Aim: From the listing below, select every line where the word "male" appears.

☆ ☆ ☆ ☆

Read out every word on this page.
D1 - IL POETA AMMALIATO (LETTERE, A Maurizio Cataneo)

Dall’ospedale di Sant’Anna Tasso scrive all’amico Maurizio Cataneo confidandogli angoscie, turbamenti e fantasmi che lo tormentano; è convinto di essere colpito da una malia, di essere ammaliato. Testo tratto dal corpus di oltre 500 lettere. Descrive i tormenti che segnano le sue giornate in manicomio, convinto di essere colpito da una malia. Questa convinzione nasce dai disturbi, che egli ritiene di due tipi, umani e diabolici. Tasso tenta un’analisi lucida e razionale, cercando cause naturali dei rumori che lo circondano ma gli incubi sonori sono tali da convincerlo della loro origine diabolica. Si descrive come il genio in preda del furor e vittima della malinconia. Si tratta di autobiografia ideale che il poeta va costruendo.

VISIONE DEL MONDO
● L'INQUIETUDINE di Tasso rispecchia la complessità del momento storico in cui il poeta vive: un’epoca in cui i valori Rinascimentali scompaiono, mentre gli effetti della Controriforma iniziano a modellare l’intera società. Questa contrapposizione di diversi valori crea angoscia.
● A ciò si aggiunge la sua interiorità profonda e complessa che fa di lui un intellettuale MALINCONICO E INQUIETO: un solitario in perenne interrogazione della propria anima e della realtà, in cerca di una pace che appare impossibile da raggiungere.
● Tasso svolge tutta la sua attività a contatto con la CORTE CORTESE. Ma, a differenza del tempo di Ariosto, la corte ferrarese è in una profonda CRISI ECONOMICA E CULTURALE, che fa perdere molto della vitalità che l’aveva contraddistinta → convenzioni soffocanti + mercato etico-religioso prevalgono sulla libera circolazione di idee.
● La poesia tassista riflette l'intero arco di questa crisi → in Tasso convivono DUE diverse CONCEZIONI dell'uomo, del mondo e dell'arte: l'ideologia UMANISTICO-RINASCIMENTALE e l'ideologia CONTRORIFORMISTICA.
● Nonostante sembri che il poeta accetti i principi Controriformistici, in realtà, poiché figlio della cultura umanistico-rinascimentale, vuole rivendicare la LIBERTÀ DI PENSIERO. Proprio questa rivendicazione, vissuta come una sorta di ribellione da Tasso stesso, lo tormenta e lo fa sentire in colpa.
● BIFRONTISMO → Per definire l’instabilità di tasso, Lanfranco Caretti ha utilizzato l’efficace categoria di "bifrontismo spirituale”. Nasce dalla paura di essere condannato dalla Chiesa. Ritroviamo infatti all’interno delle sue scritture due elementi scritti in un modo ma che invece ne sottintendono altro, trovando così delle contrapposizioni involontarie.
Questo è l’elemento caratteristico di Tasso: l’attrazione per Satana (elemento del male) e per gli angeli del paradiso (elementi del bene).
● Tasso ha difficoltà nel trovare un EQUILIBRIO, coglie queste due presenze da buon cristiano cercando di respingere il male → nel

☆ ☆ ☆ ☆

The result:
Questo è l’elemento caratteristico di Tasso: l’attrazione per Satana (elemento del male) e per gli angeli del paradiso (elementi del bene).
● Tasso ha difficoltà nel trovare un EQUILIBRIO, coglie queste due presenze da buon cristiano cercando di respingere il male → nel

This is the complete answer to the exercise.